[Your goal]
Word for word, transcribe the lines from the one containing "Transcribe this chart's" through the end of the entries, both included, and nothing else.

[The records]
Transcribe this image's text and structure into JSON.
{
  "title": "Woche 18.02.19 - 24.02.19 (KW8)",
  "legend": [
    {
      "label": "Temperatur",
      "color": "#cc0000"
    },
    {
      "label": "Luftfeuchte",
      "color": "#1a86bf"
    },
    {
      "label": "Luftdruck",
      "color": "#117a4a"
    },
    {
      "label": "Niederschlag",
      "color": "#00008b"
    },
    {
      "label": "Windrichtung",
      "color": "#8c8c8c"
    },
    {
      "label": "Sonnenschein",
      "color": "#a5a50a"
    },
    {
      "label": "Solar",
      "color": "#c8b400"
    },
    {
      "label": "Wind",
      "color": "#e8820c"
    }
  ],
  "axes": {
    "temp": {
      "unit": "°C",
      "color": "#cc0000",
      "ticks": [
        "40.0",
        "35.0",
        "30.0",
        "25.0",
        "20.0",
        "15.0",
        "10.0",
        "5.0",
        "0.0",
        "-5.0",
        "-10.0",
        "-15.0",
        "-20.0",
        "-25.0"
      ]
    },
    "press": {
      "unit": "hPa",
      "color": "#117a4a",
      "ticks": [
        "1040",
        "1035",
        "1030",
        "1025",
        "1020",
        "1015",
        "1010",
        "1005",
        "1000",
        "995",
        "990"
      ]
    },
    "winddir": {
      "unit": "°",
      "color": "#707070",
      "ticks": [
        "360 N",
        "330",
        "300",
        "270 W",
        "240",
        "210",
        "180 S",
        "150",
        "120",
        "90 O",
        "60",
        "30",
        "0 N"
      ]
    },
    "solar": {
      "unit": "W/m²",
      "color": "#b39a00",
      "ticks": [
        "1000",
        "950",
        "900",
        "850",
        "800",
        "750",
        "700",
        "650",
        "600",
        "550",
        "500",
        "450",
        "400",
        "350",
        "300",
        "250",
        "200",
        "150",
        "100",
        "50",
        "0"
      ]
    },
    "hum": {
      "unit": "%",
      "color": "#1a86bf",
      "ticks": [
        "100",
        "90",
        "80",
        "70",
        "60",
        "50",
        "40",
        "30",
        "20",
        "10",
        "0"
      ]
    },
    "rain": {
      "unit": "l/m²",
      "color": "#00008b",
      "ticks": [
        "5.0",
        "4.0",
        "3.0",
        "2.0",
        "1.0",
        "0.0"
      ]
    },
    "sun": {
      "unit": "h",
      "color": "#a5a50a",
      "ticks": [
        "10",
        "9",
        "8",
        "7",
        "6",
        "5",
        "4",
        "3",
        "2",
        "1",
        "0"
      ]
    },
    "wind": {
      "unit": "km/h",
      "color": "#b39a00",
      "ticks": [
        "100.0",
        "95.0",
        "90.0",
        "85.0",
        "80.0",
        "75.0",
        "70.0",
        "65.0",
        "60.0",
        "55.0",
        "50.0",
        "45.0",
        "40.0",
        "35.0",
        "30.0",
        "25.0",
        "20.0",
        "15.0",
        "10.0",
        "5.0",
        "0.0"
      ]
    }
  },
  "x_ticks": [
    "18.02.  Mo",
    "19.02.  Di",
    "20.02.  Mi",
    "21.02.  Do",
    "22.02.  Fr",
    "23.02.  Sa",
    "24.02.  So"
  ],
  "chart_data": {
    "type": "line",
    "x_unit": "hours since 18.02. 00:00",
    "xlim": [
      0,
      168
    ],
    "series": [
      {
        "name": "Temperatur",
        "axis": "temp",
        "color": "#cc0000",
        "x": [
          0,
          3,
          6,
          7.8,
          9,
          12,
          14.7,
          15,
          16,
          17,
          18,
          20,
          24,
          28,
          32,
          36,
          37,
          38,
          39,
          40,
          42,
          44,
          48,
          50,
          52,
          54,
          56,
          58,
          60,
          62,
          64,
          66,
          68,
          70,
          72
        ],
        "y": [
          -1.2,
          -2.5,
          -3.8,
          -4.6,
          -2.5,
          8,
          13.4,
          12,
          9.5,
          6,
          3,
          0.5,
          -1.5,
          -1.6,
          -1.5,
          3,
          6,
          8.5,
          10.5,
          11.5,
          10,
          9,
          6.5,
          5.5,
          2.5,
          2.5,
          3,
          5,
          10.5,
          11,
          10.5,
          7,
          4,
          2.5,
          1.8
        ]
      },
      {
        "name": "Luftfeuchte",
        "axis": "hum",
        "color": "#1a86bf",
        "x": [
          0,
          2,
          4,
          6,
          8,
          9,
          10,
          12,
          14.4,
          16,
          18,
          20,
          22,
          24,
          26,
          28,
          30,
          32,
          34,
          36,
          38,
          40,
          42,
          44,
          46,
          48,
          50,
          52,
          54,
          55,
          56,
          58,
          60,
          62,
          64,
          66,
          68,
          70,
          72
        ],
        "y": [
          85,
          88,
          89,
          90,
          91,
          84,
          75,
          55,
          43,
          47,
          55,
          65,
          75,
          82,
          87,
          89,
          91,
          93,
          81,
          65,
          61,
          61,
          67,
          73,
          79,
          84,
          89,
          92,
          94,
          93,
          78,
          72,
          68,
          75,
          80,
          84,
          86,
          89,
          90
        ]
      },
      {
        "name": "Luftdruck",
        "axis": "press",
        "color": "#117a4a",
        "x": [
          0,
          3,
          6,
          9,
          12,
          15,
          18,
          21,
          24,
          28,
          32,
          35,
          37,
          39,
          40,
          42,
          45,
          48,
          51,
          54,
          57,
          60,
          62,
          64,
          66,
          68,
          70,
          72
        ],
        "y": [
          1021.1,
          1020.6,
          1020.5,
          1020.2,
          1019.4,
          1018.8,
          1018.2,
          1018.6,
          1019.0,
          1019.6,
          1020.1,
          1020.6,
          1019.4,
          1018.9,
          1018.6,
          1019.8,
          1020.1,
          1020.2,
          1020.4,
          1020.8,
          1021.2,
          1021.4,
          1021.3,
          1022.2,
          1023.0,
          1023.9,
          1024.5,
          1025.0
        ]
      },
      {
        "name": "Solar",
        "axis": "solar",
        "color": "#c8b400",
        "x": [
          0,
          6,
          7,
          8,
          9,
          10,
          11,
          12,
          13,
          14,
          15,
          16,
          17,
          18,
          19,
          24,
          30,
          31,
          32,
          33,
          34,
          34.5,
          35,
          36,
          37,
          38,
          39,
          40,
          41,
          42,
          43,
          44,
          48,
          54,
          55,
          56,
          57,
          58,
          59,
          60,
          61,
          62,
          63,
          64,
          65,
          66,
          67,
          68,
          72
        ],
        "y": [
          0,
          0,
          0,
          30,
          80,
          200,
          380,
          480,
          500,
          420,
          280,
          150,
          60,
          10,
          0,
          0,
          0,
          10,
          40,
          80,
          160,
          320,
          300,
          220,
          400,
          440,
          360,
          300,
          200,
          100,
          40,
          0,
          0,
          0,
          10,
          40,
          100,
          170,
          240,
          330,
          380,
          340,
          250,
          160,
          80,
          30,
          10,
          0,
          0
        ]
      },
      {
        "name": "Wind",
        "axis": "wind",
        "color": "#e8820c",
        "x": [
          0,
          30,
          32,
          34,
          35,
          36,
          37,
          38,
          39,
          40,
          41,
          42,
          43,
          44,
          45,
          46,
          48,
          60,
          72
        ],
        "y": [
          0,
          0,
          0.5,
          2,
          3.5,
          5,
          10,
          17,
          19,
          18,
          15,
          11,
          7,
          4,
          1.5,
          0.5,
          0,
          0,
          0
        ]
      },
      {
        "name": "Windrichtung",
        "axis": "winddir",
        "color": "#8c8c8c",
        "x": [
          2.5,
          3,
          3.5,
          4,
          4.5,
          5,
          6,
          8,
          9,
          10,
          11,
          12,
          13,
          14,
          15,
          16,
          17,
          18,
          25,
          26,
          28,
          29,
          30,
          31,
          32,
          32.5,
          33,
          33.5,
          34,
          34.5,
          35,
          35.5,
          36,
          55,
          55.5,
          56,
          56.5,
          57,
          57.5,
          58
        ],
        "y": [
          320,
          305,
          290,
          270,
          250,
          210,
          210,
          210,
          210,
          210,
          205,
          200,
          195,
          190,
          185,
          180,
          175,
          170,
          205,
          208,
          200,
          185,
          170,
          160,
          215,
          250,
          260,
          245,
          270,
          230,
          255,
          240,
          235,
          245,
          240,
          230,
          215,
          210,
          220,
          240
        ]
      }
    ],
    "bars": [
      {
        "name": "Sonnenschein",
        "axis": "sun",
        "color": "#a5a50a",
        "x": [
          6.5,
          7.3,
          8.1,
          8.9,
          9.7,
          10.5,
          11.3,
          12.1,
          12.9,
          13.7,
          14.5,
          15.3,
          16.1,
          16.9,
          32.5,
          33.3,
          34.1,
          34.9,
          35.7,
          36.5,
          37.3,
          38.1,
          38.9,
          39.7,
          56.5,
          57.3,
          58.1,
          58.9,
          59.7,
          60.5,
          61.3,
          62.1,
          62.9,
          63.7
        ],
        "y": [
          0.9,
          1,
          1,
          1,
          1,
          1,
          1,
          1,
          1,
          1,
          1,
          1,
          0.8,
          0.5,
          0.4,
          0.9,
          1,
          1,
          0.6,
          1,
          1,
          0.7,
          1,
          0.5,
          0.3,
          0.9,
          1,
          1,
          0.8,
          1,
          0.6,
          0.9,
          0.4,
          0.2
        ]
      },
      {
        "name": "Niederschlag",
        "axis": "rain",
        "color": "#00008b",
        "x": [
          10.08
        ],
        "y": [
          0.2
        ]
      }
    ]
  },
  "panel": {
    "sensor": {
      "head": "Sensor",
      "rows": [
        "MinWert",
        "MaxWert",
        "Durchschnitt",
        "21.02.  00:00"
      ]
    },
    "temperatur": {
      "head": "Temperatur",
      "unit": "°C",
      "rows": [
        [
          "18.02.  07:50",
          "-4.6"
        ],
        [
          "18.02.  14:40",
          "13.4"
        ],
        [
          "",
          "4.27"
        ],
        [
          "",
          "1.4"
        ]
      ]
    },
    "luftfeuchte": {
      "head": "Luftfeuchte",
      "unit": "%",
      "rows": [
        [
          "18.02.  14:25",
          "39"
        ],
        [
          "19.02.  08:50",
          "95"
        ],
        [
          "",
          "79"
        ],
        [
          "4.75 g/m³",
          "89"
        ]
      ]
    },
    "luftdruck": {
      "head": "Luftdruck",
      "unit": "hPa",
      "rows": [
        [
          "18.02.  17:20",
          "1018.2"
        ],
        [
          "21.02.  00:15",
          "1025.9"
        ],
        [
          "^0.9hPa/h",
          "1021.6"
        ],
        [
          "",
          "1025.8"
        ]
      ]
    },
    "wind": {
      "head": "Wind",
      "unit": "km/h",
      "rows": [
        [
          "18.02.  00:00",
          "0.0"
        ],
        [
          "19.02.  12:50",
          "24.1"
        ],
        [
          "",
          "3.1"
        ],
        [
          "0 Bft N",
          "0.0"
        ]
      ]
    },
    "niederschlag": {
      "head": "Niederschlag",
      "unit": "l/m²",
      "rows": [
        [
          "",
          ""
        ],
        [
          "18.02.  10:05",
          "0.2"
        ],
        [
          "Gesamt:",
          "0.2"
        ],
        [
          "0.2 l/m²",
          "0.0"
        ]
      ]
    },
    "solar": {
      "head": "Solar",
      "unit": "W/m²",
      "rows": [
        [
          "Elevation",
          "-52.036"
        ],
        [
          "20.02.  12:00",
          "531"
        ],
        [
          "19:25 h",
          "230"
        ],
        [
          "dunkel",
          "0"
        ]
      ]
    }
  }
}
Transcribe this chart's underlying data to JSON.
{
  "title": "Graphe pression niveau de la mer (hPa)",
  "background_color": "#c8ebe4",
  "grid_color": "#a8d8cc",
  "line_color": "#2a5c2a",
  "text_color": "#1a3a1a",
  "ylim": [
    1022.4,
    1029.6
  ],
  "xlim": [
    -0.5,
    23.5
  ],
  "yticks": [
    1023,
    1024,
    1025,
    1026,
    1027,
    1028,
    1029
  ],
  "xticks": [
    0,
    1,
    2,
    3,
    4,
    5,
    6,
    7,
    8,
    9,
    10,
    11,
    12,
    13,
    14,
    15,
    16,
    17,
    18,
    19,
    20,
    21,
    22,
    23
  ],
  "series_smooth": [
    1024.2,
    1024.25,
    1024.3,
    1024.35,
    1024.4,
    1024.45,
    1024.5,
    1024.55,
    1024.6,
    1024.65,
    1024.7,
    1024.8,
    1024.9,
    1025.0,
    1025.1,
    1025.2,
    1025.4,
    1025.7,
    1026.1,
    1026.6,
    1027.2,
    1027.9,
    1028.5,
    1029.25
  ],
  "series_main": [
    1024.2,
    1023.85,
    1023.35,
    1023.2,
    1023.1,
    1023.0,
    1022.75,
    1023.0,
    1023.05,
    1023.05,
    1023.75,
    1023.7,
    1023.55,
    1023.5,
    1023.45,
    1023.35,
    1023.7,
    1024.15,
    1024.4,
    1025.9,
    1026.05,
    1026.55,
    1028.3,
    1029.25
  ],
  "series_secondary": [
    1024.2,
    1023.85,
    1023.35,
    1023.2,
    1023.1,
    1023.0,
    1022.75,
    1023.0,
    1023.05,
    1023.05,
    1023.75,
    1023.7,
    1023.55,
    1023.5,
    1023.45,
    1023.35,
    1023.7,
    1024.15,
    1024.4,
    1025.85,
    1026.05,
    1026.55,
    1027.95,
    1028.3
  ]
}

[Solution for this task]
Transcribe this chart's underlying data to JSON.
{
  "title": "Graphe pression niveau de la mer (hPa)",
  "background_color": "#c8ebe4",
  "grid_color": "#a8d8cc",
  "line_color": "#2a5c2a",
  "text_color": "#1a3a1a",
  "ylim": [
    1022.4,
    1029.6
  ],
  "xlim": [
    -0.5,
    23.5
  ],
  "yticks": [
    1023,
    1024,
    1025,
    1026,
    1027,
    1028,
    1029
  ],
  "xticks": [
    0,
    1,
    2,
    3,
    4,
    5,
    6,
    7,
    8,
    9,
    10,
    11,
    12,
    13,
    14,
    15,
    16,
    17,
    18,
    19,
    20,
    21,
    22,
    23
  ],
  "series_smooth": [
    1024.2,
    1024.25,
    1024.3,
    1024.35,
    1024.4,
    1024.45,
    1024.5,
    1024.55,
    1024.6,
    1024.65,
    1024.7,
    1024.8,
    1024.9,
    1025.0,
    1025.1,
    1025.2,
    1025.4,
    1025.7,
    1026.1,
    1026.6,
    1027.2,
    1027.9,
    1028.5,
    1029.25
  ],
  "series_main": [
    1024.2,
    1023.85,
    1023.35,
    1023.2,
    1023.1,
    1023.0,
    1022.75,
    1023.0,
    1023.05,
    1023.05,
    1023.75,
    1023.7,
    1023.55,
    1023.5,
    1023.45,
    1023.35,
    1023.7,
    1024.15,
    1024.4,
    1025.9,
    1026.05,
    1026.55,
    1028.3,
    1029.25
  ],
  "series_secondary": [
    1024.2,
    1023.85,
    1023.35,
    1023.2,
    1023.1,
    1023.0,
    1022.75,
    1023.0,
    1023.05,
    1023.05,
    1023.75,
    1023.7,
    1023.55,
    1023.5,
    1023.45,
    1023.35,
    1023.7,
    1024.15,
    1024.4,
    1025.85,
    1026.05,
    1026.55,
    1027.95,
    1028.3
  ]
}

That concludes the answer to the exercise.